SUPPLIED ENTRIES →
------------------------

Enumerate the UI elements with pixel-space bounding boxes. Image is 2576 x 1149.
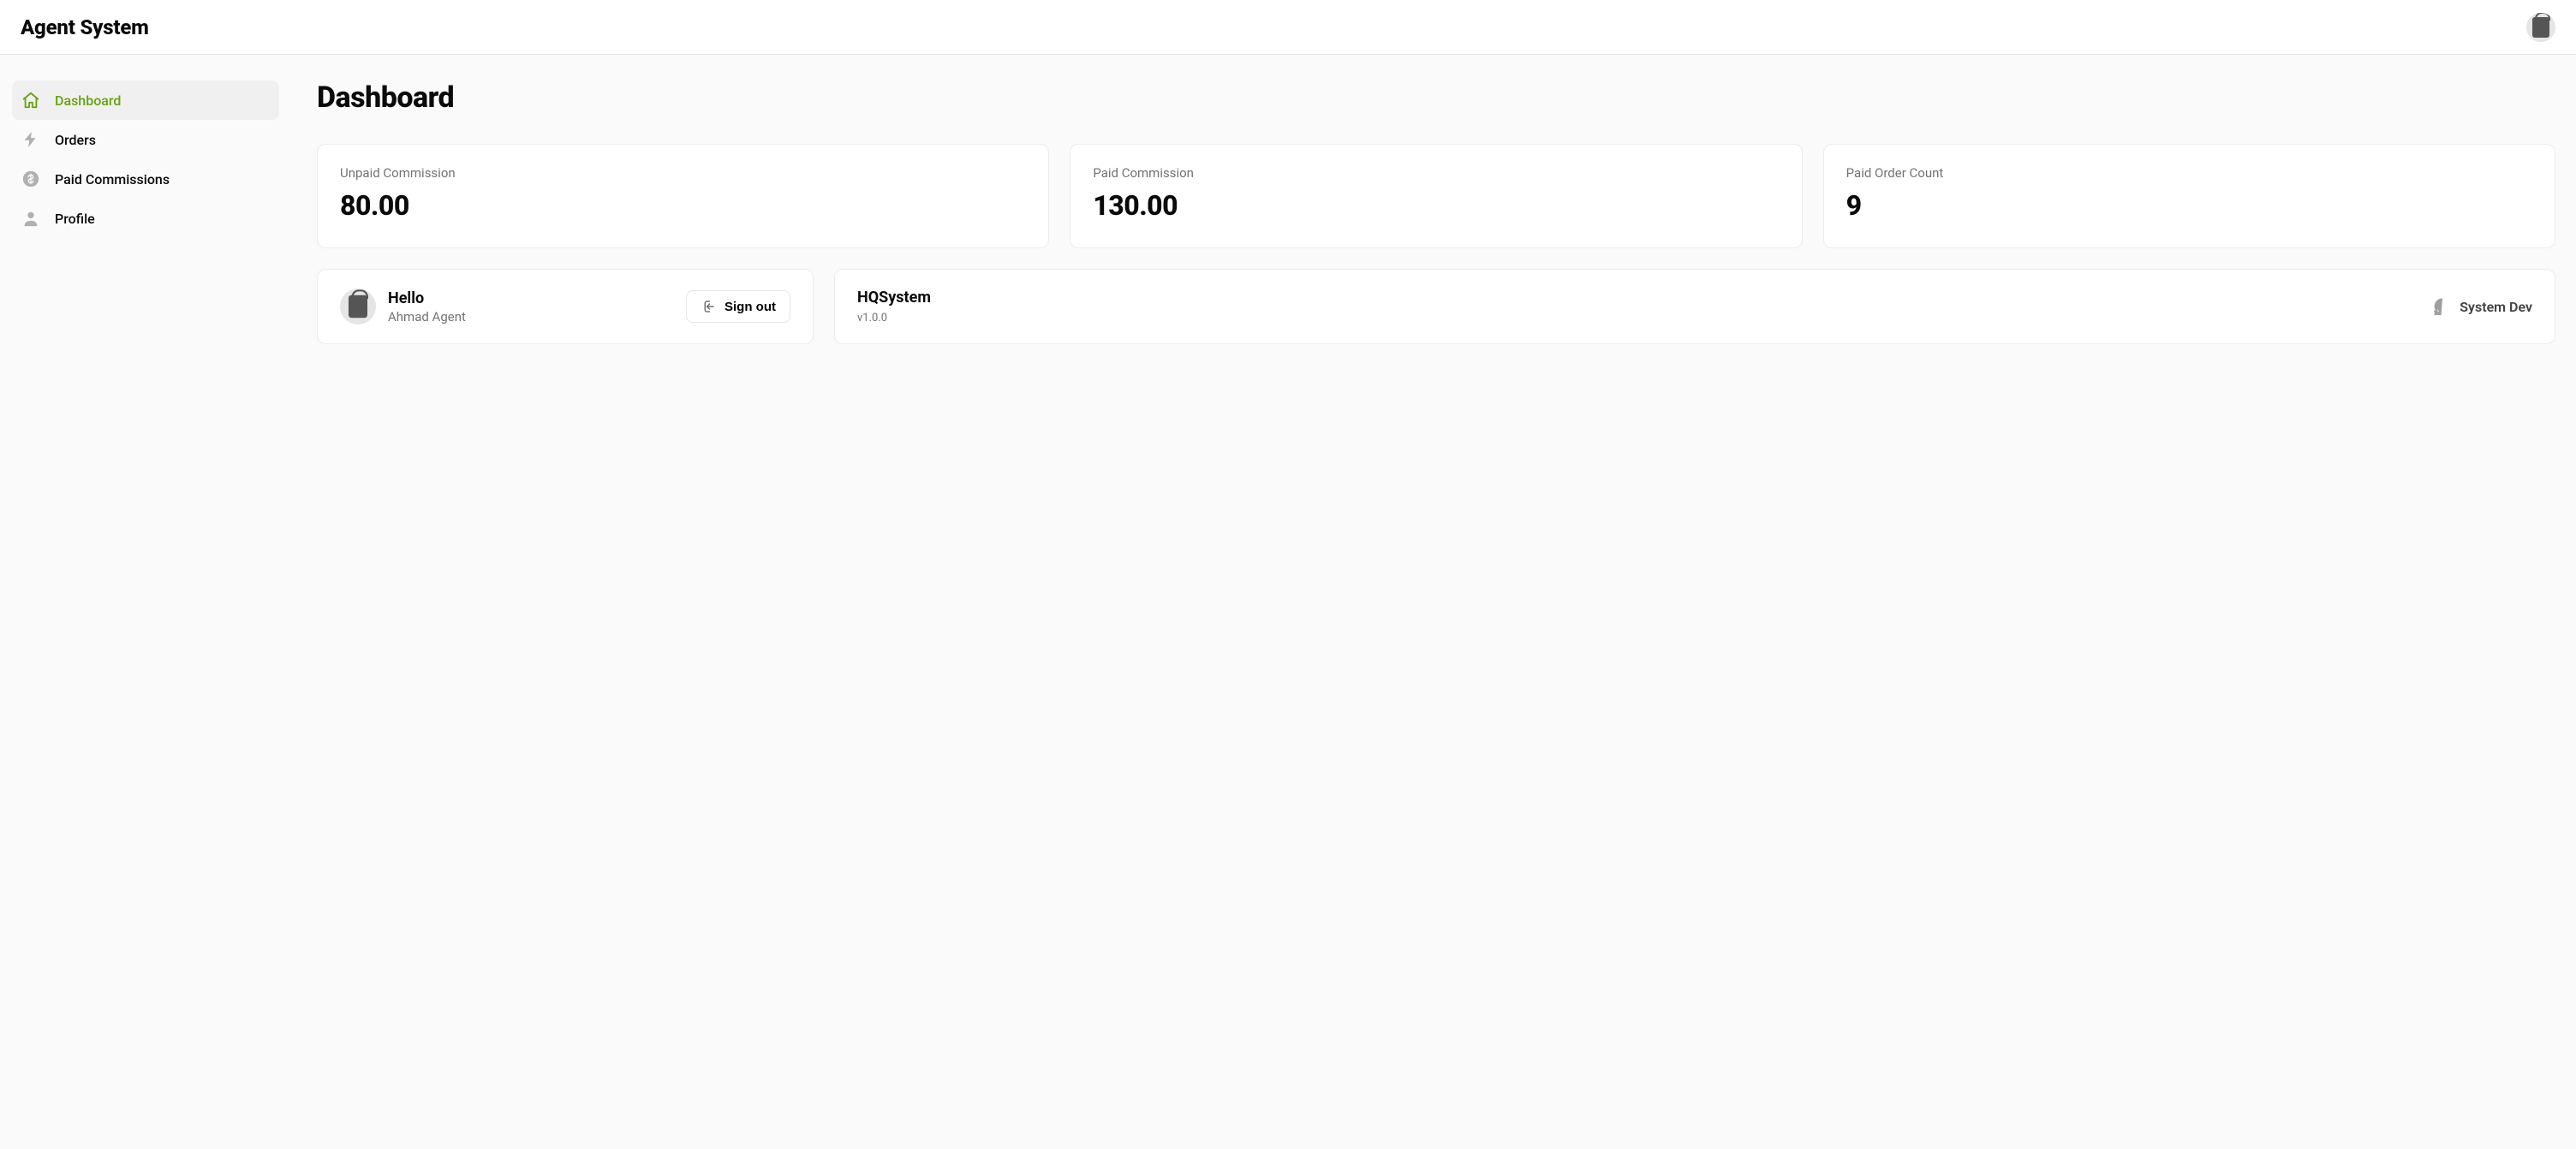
sign-out-icon xyxy=(701,299,716,314)
sign-out-button[interactable]: Sign out xyxy=(686,290,790,323)
page-body: Dashboard Orders Paid Commissions Profil… xyxy=(0,55,2576,1149)
sidebar-item-orders[interactable]: Orders xyxy=(12,120,279,159)
stat-card-paid-commission: Paid Commission 130.00 xyxy=(1070,144,1802,248)
github-icon xyxy=(2434,298,2451,315)
topbar: Agent System xyxy=(0,0,2576,55)
sidebar-item-paid-commissions[interactable]: Paid Commissions xyxy=(12,159,279,199)
app-title: Agent System xyxy=(21,15,149,39)
sidebar-item-label: Paid Commissions xyxy=(55,171,170,188)
stat-value: 9 xyxy=(1846,189,2532,222)
user-name: Ahmad Agent xyxy=(388,309,466,324)
sidebar: Dashboard Orders Paid Commissions Profil… xyxy=(0,55,291,1149)
bolt-icon xyxy=(21,129,41,150)
system-dev-label: System Dev xyxy=(2460,299,2532,315)
user-greeting: Hello xyxy=(388,289,466,307)
sidebar-item-profile[interactable]: Profile xyxy=(12,199,279,238)
stat-label: Paid Commission xyxy=(1093,165,1779,181)
sign-out-label: Sign out xyxy=(724,300,776,314)
system-dev-link[interactable]: System Dev xyxy=(2434,298,2532,315)
user-icon xyxy=(21,208,41,229)
card-user: Hello Ahmad Agent Sign out xyxy=(317,269,814,344)
main: Dashboard Unpaid Commission 80.00 Paid C… xyxy=(291,55,2576,1149)
page-title: Dashboard xyxy=(317,80,2555,115)
system-name: HQSystem xyxy=(857,289,931,307)
sidebar-item-label: Dashboard xyxy=(55,92,121,109)
sidebar-item-dashboard[interactable]: Dashboard xyxy=(12,80,279,120)
system-info: HQSystem v1.0.0 xyxy=(857,289,931,324)
avatar-image xyxy=(349,295,367,318)
stat-label: Paid Order Count xyxy=(1846,165,2532,181)
sidebar-item-label: Profile xyxy=(55,211,95,227)
stat-value: 130.00 xyxy=(1093,189,1779,222)
home-icon xyxy=(21,90,41,110)
sidebar-item-label: Orders xyxy=(55,132,96,148)
user-text: Hello Ahmad Agent xyxy=(388,289,466,324)
card-system: HQSystem v1.0.0 System Dev xyxy=(834,269,2555,344)
stat-card-paid-order-count: Paid Order Count 9 xyxy=(1823,144,2555,248)
stat-label: Unpaid Commission xyxy=(340,165,1026,181)
dollar-circle-icon xyxy=(21,169,41,189)
info-row: Hello Ahmad Agent Sign out HQSystem v1.0… xyxy=(317,269,2555,344)
stat-value: 80.00 xyxy=(340,189,1026,222)
system-version: v1.0.0 xyxy=(857,312,931,324)
stat-card-unpaid-commission: Unpaid Commission 80.00 xyxy=(317,144,1049,248)
user-info: Hello Ahmad Agent xyxy=(340,289,466,324)
avatar xyxy=(340,289,376,324)
avatar-image xyxy=(2532,17,2549,38)
stats-row: Unpaid Commission 80.00 Paid Commission … xyxy=(317,144,2555,248)
avatar[interactable] xyxy=(2526,13,2555,42)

------------------------

TASK GOAL →
Reproduce all of the lines above, replacing "HQSystem" with "HQ Portal" wherever it occurs and keeping every other character unchanged. Leave the pictures out of your output.

EXPECTED ANSWER →
Enumerate the UI elements with pixel-space bounding boxes. Image is 2576 x 1149.
sign-out-icon xyxy=(701,299,716,314)
sign-out-button[interactable]: Sign out xyxy=(686,290,790,323)
page-body: Dashboard Orders Paid Commissions Profil… xyxy=(0,55,2576,1149)
sidebar-item-orders[interactable]: Orders xyxy=(12,120,279,159)
stat-card-paid-commission: Paid Commission 130.00 xyxy=(1070,144,1802,248)
github-icon xyxy=(2434,298,2451,315)
topbar: Agent System xyxy=(0,0,2576,55)
sidebar-item-paid-commissions[interactable]: Paid Commissions xyxy=(12,159,279,199)
app-title: Agent System xyxy=(21,15,149,39)
sidebar-item-label: Paid Commissions xyxy=(55,171,170,188)
stat-value: 9 xyxy=(1846,189,2532,222)
user-name: Ahmad Agent xyxy=(388,309,466,324)
sidebar: Dashboard Orders Paid Commissions Profil… xyxy=(0,55,291,1149)
bolt-icon xyxy=(21,129,41,150)
system-dev-label: System Dev xyxy=(2460,299,2532,315)
user-greeting: Hello xyxy=(388,289,466,307)
sidebar-item-profile[interactable]: Profile xyxy=(12,199,279,238)
stat-label: Paid Commission xyxy=(1093,165,1779,181)
sign-out-label: Sign out xyxy=(724,300,776,314)
system-dev-link[interactable]: System Dev xyxy=(2434,298,2532,315)
user-icon xyxy=(21,208,41,229)
card-user: Hello Ahmad Agent Sign out xyxy=(317,269,814,344)
main: Dashboard Unpaid Commission 80.00 Paid C… xyxy=(291,55,2576,1149)
page-title: Dashboard xyxy=(317,80,2555,115)
system-name: HQ Portal xyxy=(857,289,931,307)
sidebar-item-label: Dashboard xyxy=(55,92,121,109)
sidebar-item-dashboard[interactable]: Dashboard xyxy=(12,80,279,120)
system-info: HQ Portal v1.0.0 xyxy=(857,289,931,324)
avatar-image xyxy=(349,295,367,318)
stat-label: Paid Order Count xyxy=(1846,165,2532,181)
sidebar-item-label: Profile xyxy=(55,211,95,227)
stat-value: 130.00 xyxy=(1093,189,1779,222)
home-icon xyxy=(21,90,41,110)
sidebar-item-label: Orders xyxy=(55,132,96,148)
user-text: Hello Ahmad Agent xyxy=(388,289,466,324)
card-system: HQ Portal v1.0.0 System Dev xyxy=(834,269,2555,344)
stat-card-paid-order-count: Paid Order Count 9 xyxy=(1823,144,2555,248)
stat-label: Unpaid Commission xyxy=(340,165,1026,181)
dollar-circle-icon xyxy=(21,169,41,189)
info-row: Hello Ahmad Agent Sign out HQ Portal v1.0… xyxy=(317,269,2555,344)
stat-value: 80.00 xyxy=(340,189,1026,222)
system-version: v1.0.0 xyxy=(857,312,931,324)
stat-card-unpaid-commission: Unpaid Commission 80.00 xyxy=(317,144,1049,248)
user-info: Hello Ahmad Agent xyxy=(340,289,466,324)
avatar xyxy=(340,289,376,324)
avatar-image xyxy=(2532,17,2549,38)
stats-row: Unpaid Commission 80.00 Paid Commission … xyxy=(317,144,2555,248)
avatar[interactable] xyxy=(2526,13,2555,42)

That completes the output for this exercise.